EXERCISE DATA:
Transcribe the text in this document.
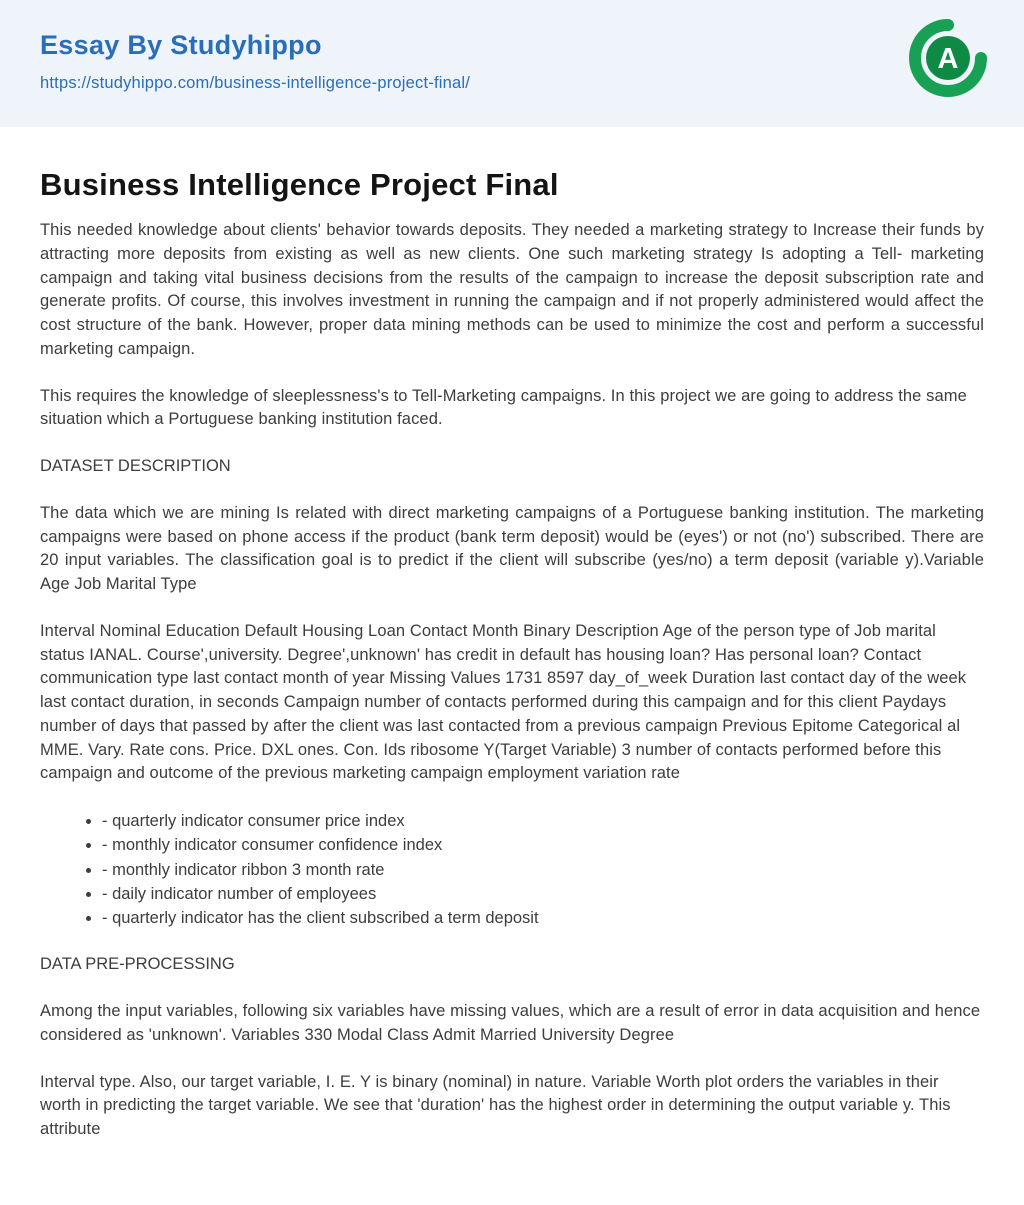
Essay By Studyhippo
https://studyhippo.com/business-intelligence-project-final/
A
Business Intelligence Project Final

This needed knowledge about clients' behavior towards deposits. They needed a marketing strategy to Increase their funds by attracting more deposits from existing as well as new clients. One such marketing strategy Is adopting a Tell- marketing campaign and taking vital business decisions from the results of the campaign to increase the deposit subscription rate and generate profits. Of course, this involves investment in running the campaign and if not properly administered would affect the cost structure of the bank. However, proper data mining methods can be used to minimize the cost and perform a successful marketing campaign.

This requires the knowledge of sleeplessness's to Tell-Marketing campaigns. In this project we are going to address the same situation which a Portuguese banking institution faced.

DATASET DESCRIPTION

The data which we are mining Is related with direct marketing campaigns of a Portuguese banking institution. The marketing campaigns were based on phone access if the product (bank term deposit) would be (eyes') or not (no') subscribed. There are 20 input variables. The classification goal is to predict if the client will subscribe (yes/no) a term deposit (variable y).Variable Age Job Marital Type

Interval Nominal Education Default Housing Loan Contact Month Binary Description Age of the person type of Job marital status IANAL. Course',university. Degree',unknown' has credit in default has housing loan? Has personal loan? Contact communication type last contact month of year Missing Values 1731 8597 day_of_week Duration last contact day of the week last contact duration, in seconds Campaign number of contacts performed during this campaign and for this client Paydays number of days that passed by after the client was last contacted from a previous campaign Previous Epitome Categorical al MME. Vary. Rate cons. Price. DXL ones. Con. Ids ribosome Y(Target Variable) 3 number of contacts performed before this campaign and outcome of the previous marketing campaign employment variation rate

• - quarterly indicator consumer price index
• - monthly indicator consumer confidence index
• - monthly indicator ribbon 3 month rate
• - daily indicator number of employees
• - quarterly indicator has the client subscribed a term deposit
DATA PRE-PROCESSING

Among the input variables, following six variables have missing values, which are a result of error in data acquisition and hence considered as 'unknown'. Variables 330 Modal Class Admit Married University Degree

Interval type. Also, our target variable, I. E. Y is binary (nominal) in nature. Variable Worth plot orders the variables in their worth in predicting the target variable. We see that 'duration' has the highest order in determining the output variable y. This attribute
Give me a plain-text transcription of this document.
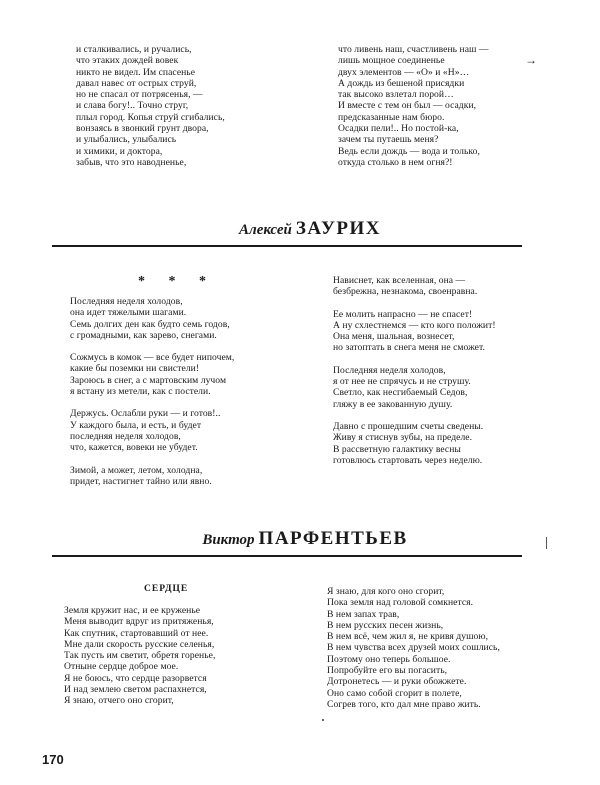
и сталкивались, и ручались,
что этаких дождей вовек
никто не видел. Им спасенье
давал навес от острых струй,
но не спасал от потрясенья, —
и слава богу!.. Точно струг,
плыл город. Копья струй сгибались,
вонзаясь в звонкий грунт двора,
и улыбались, улыбались
и химики, и доктора,
забыв, что это наводненье,
что ливень наш, счастливень наш —
лишь мощное соединенье
двух элементов — «О» и «Н»…
А дождь из бешеной присядки
так высоко взлетал порой…
И вместе с тем он был — осадки,
предсказанные нам бюро.
Осадки пели!.. Но постой-ка,
зачем ты путаешь меня?
Ведь если дождь — вода и только,
откуда столько в нем огня?!
→
Алексей ЗАУРИХ
* * *
Последняя неделя холодов,
она идет тяжелыми шагами.
Семь долгих ден как будто семь годов,
с громадными, как зарево, снегами.
Сожмусь в комок — все будет нипочем,
какие бы поземки ни свистели!
Зароюсь в снег, а с мартовским лучом
я встану из метели, как с постели.
Держусь. Ослабли руки — и готов!..
У каждого была, и есть, и будет
последняя неделя холодов,
что, кажется, вовеки не убудет.
Зимой, а может, летом, холодна,
придет, настигнет тайно или явно.
Нависнет, как вселенная, она —
безбрежна, незнакома, своенравна.
Ее молить напрасно — не спасет!
А ну схлестнемся — кто кого положит!
Она меня, шальная, вознесет,
но затоптать в снега меня не сможет.
Последняя неделя холодов,
я от нее не спрячусь и не струшу.
Светло, как несгибаемый Седов,
гляжу в ее закованную душу.
Давно с прошедшим счеты сведены.
Живу я стиснув зубы, на пределе.
В рассветную галактику весны
готовлюсь стартовать через неделю.
Виктор ПАРФЕНТЬЕВ
СЕРДЦЕ
Земля кружит нас, и ее круженье
Меня выводит вдруг из притяженья,
Как спутник, стартовавший от нее.
Мне дали скорость русские селенья,
Так пусть им светит, обретя горенье,
Отныне сердце доброе мое.
Я не боюсь, что сердце разорвется
И над землею светом распахнется,
Я знаю, отчего оно сгорит,
Я знаю, для кого оно сгорит,
Пока земля над головой сомкнется.
В нем запах трав,
В нем русских песен жизнь,
В нем всё, чем жил я, не кривя душою,
В нем чувства всех друзей моих сошлись,
Поэтому оно теперь большое.
Попробуйте его вы погасить,
Дотронетесь — и руки обожжете.
Оно само собой сгорит в полете,
Согрев того, кто дал мне право жить.
170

DIRECTIVE: From the records given above, reproduce all text exactly and exclude each picture.

SOLUTION TO THE PROBLEM:
Transcribe the text in this document.
Essay By Studyhippo
https://studyhippo.com/business-intelligence-project-final/
A
Business Intelligence Project Final

This needed knowledge about clients' behavior towards deposits. They needed a marketing strategy to Increase their funds by attracting more deposits from existing as well as new clients. One such marketing strategy Is adopting a Tell- marketing campaign and taking vital business decisions from the results of the campaign to increase the deposit subscription rate and generate profits. Of course, this involves investment in running the campaign and if not properly administered would affect the cost structure of the bank. However, proper data mining methods can be used to minimize the cost and perform a successful marketing campaign.

This requires the knowledge of sleeplessness's to Tell-Marketing campaigns. In this project we are going to address the same situation which a Portuguese banking institution faced.

DATASET DESCRIPTION

The data which we are mining Is related with direct marketing campaigns of a Portuguese banking institution. The marketing campaigns were based on phone access if the product (bank term deposit) would be (eyes') or not (no') subscribed. There are 20 input variables. The classification goal is to predict if the client will subscribe (yes/no) a term deposit (variable y).Variable Age Job Marital Type

Interval Nominal Education Default Housing Loan Contact Month Binary Description Age of the person type of Job marital status IANAL. Course',university. Degree',unknown' has credit in default has housing loan? Has personal loan? Contact communication type last contact month of year Missing Values 1731 8597 day_of_week Duration last contact day of the week last contact duration, in seconds Campaign number of contacts performed during this campaign and for this client Paydays number of days that passed by after the client was last contacted from a previous campaign Previous Epitome Categorical al MME. Vary. Rate cons. Price. DXL ones. Con. Ids ribosome Y(Target Variable) 3 number of contacts performed before this campaign and outcome of the previous marketing campaign employment variation rate

• - quarterly indicator consumer price index
• - monthly indicator consumer confidence index
• - monthly indicator ribbon 3 month rate
• - daily indicator number of employees
• - quarterly indicator has the client subscribed a term deposit
DATA PRE-PROCESSING

Among the input variables, following six variables have missing values, which are a result of error in data acquisition and hence considered as 'unknown'. Variables 330 Modal Class Admit Married University Degree

Interval type. Also, our target variable, I. E. Y is binary (nominal) in nature. Variable Worth plot orders the variables in their worth in predicting the target variable. We see that 'duration' has the highest order in determining the output variable y. This attribute
Give me a plain-text transcription of this document.
и сталкивались, и ручались,
что этаких дождей вовек
никто не видел. Им спасенье
давал навес от острых струй,
но не спасал от потрясенья, —
и слава богу!.. Точно струг,
плыл город. Копья струй сгибались,
вонзаясь в звонкий грунт двора,
и улыбались, улыбались
и химики, и доктора,
забыв, что это наводненье,
что ливень наш, счастливень наш —
лишь мощное соединенье
двух элементов — «О» и «Н»…
А дождь из бешеной присядки
так высоко взлетал порой…
И вместе с тем он был — осадки,
предсказанные нам бюро.
Осадки пели!.. Но постой-ка,
зачем ты путаешь меня?
Ведь если дождь — вода и только,
откуда столько в нем огня?!
→
Алексей ЗАУРИХ
* * *
Последняя неделя холодов,
она идет тяжелыми шагами.
Семь долгих ден как будто семь годов,
с громадными, как зарево, снегами.
Сожмусь в комок — все будет нипочем,
какие бы поземки ни свистели!
Зароюсь в снег, а с мартовским лучом
я встану из метели, как с постели.
Держусь. Ослабли руки — и готов!..
У каждого была, и есть, и будет
последняя неделя холодов,
что, кажется, вовеки не убудет.
Зимой, а может, летом, холодна,
придет, настигнет тайно или явно.
Нависнет, как вселенная, она —
безбрежна, незнакома, своенравна.
Ее молить напрасно — не спасет!
А ну схлестнемся — кто кого положит!
Она меня, шальная, вознесет,
но затоптать в снега меня не сможет.
Последняя неделя холодов,
я от нее не спрячусь и не струшу.
Светло, как несгибаемый Седов,
гляжу в ее закованную душу.
Давно с прошедшим счеты сведены.
Живу я стиснув зубы, на пределе.
В рассветную галактику весны
готовлюсь стартовать через неделю.
Виктор ПАРФЕНТЬЕВ
СЕРДЦЕ
Земля кружит нас, и ее круженье
Меня выводит вдруг из притяженья,
Как спутник, стартовавший от нее.
Мне дали скорость русские селенья,
Так пусть им светит, обретя горенье,
Отныне сердце доброе мое.
Я не боюсь, что сердце разорвется
И над землею светом распахнется,
Я знаю, отчего оно сгорит,
Я знаю, для кого оно сгорит,
Пока земля над головой сомкнется.
В нем запах трав,
В нем русских песен жизнь,
В нем всё, чем жил я, не кривя душою,
В нем чувства всех друзей моих сошлись,
Поэтому оно теперь большое.
Попробуйте его вы погасить,
Дотронетесь — и руки обожжете.
Оно само собой сгорит в полете,
Согрев того, кто дал мне право жить.
170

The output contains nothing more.